Exercise details -
Look through the data below. Pick out the lines holding the string "axis".

(Figure record extracts)
----

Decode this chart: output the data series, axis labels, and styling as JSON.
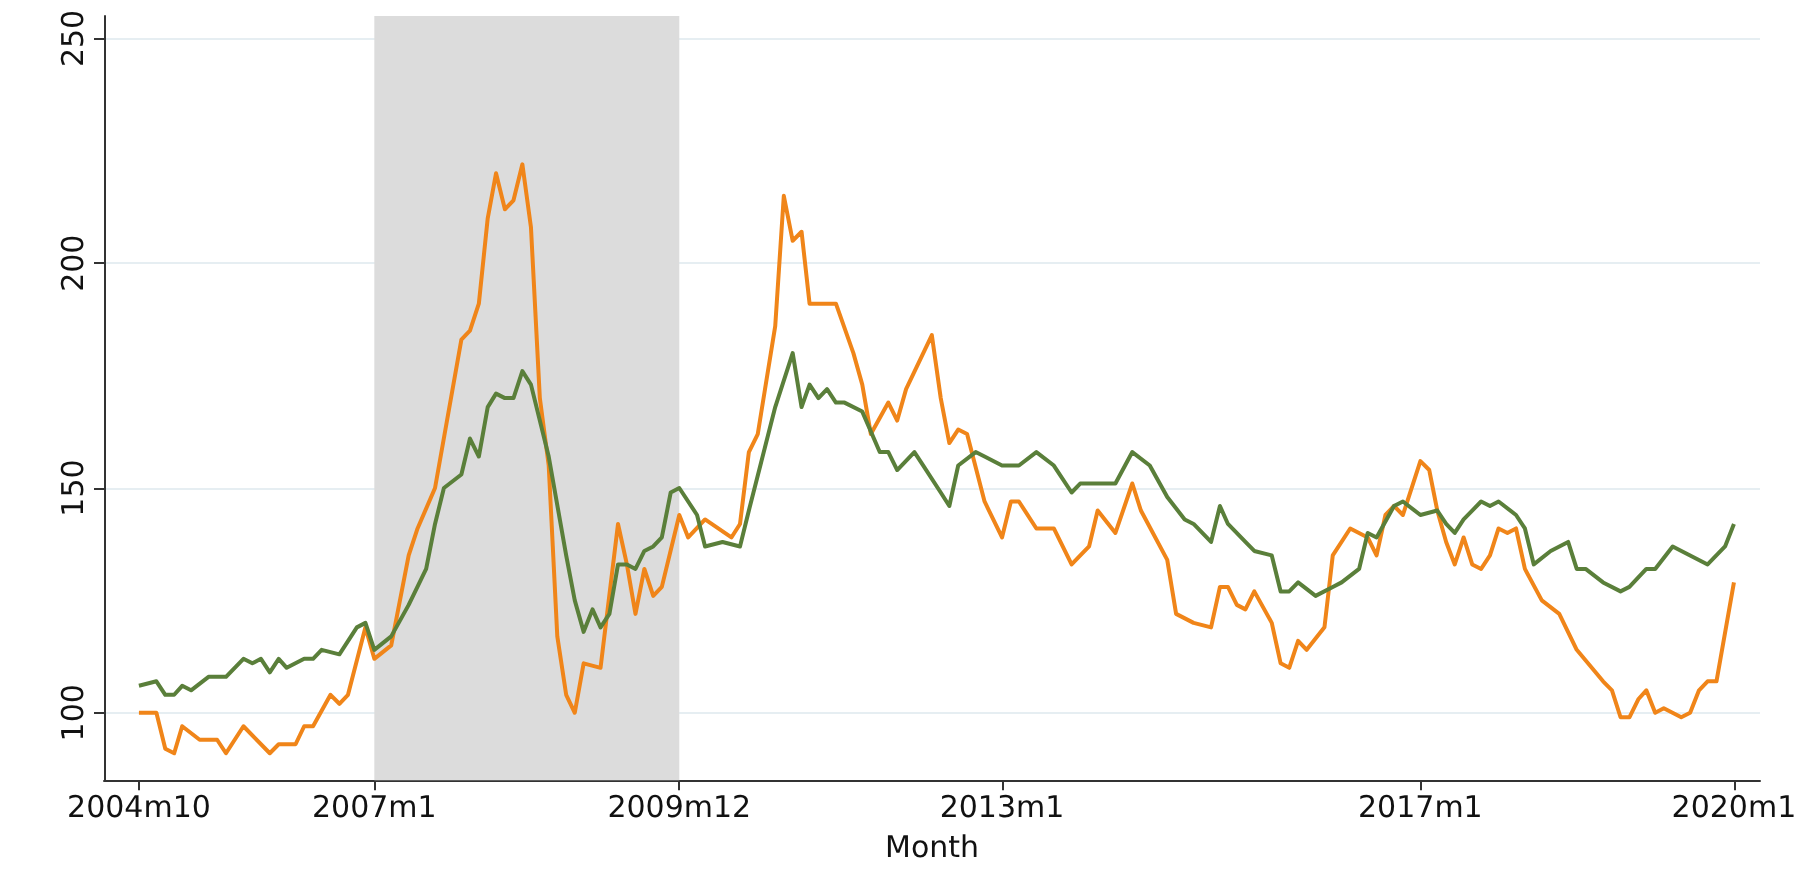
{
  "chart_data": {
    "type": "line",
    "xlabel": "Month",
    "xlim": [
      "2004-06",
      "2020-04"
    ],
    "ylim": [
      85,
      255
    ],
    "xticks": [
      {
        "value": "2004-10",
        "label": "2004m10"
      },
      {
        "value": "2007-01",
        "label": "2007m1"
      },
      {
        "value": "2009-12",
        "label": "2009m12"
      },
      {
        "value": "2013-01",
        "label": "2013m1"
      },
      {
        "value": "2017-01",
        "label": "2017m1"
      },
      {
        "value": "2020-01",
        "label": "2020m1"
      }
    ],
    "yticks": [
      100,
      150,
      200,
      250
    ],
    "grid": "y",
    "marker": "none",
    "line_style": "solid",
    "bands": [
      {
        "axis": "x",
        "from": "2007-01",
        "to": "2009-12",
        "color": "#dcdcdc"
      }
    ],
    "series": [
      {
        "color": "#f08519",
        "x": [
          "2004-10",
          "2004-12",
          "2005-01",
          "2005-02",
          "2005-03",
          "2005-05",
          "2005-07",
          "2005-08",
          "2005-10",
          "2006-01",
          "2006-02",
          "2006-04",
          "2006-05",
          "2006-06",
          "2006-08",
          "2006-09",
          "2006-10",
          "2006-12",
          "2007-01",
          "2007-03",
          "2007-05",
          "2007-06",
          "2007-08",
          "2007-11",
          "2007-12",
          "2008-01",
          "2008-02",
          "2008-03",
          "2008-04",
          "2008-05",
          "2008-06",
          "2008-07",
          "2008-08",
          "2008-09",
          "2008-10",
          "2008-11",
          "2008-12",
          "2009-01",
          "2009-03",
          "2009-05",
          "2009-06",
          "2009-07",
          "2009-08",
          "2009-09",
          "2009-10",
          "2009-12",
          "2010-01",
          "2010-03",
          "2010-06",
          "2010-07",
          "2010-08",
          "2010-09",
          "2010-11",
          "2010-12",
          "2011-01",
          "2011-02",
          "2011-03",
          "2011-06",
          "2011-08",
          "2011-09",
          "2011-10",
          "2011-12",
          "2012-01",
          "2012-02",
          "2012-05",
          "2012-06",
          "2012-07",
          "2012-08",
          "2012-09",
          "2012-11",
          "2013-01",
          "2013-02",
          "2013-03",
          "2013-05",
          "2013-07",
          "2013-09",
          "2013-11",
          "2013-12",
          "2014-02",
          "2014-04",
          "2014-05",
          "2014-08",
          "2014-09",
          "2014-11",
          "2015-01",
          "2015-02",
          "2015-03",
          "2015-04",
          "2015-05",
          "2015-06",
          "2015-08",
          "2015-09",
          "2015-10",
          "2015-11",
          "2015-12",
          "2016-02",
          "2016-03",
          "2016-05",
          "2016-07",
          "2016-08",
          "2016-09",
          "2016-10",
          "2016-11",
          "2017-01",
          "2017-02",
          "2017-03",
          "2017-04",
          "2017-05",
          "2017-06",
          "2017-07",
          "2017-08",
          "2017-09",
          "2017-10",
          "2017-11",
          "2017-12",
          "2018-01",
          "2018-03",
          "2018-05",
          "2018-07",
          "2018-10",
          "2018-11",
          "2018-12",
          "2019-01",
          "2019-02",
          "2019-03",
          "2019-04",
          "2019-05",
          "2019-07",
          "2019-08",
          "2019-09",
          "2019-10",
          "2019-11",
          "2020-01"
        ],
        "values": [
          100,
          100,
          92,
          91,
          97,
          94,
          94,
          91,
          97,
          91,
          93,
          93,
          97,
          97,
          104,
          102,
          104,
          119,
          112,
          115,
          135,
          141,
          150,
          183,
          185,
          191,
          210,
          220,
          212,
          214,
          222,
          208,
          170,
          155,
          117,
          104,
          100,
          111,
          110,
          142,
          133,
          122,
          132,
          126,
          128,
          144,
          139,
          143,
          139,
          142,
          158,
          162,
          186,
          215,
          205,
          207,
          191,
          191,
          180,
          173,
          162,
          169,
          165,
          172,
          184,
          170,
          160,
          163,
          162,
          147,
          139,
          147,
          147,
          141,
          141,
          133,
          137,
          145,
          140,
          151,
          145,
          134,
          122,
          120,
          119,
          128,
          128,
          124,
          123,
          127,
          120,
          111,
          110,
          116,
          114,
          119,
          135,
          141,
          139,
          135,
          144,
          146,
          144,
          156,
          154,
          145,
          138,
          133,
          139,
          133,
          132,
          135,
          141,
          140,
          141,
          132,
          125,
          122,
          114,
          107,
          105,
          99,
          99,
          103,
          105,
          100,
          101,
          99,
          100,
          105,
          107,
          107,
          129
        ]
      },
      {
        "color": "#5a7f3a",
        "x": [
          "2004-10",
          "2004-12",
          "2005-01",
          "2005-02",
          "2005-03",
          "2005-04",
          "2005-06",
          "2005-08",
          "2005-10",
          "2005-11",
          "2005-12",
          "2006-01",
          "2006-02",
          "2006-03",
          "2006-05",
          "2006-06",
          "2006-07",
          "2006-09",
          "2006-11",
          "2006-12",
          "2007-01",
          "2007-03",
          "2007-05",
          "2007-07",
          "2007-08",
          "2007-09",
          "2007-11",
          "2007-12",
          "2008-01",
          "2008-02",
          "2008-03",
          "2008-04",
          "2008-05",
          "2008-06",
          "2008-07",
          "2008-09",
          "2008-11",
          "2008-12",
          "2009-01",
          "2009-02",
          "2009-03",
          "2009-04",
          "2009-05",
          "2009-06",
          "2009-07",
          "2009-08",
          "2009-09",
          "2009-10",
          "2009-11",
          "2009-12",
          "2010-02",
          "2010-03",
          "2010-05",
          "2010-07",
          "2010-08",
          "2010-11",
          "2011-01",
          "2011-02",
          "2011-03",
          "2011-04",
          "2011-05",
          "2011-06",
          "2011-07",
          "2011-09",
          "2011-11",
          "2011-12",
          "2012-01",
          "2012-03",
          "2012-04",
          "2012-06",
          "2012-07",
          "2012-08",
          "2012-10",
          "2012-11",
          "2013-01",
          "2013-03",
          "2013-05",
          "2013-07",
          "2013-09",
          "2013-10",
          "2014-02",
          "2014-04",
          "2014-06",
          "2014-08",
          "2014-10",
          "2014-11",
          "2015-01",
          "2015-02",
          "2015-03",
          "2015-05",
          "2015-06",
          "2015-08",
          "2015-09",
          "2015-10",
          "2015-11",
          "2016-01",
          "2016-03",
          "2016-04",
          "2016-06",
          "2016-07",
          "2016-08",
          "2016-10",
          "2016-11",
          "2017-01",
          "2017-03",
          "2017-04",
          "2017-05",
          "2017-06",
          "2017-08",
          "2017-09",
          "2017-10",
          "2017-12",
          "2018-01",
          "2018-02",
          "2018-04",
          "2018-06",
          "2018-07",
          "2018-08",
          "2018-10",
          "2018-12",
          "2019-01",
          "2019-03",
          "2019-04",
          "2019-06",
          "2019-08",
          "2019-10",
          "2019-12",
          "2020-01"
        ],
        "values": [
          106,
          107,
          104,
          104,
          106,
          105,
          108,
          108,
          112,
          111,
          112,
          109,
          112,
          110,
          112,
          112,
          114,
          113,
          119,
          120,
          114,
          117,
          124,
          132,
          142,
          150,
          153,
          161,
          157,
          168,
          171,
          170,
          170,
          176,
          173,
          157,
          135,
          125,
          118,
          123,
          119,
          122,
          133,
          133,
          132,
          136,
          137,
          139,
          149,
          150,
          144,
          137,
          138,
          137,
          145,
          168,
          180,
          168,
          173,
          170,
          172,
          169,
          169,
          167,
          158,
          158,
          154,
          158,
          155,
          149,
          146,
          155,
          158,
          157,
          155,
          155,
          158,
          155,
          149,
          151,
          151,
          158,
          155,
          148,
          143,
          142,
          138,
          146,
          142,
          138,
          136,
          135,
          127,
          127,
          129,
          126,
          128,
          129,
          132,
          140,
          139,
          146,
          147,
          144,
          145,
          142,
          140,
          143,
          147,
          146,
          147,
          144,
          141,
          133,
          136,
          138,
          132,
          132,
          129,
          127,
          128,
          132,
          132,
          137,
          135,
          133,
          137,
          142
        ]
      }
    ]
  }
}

----

Exercise answer -
Decode this chart: output the data series, axis labels, and styling as JSON.
        "axis": "x",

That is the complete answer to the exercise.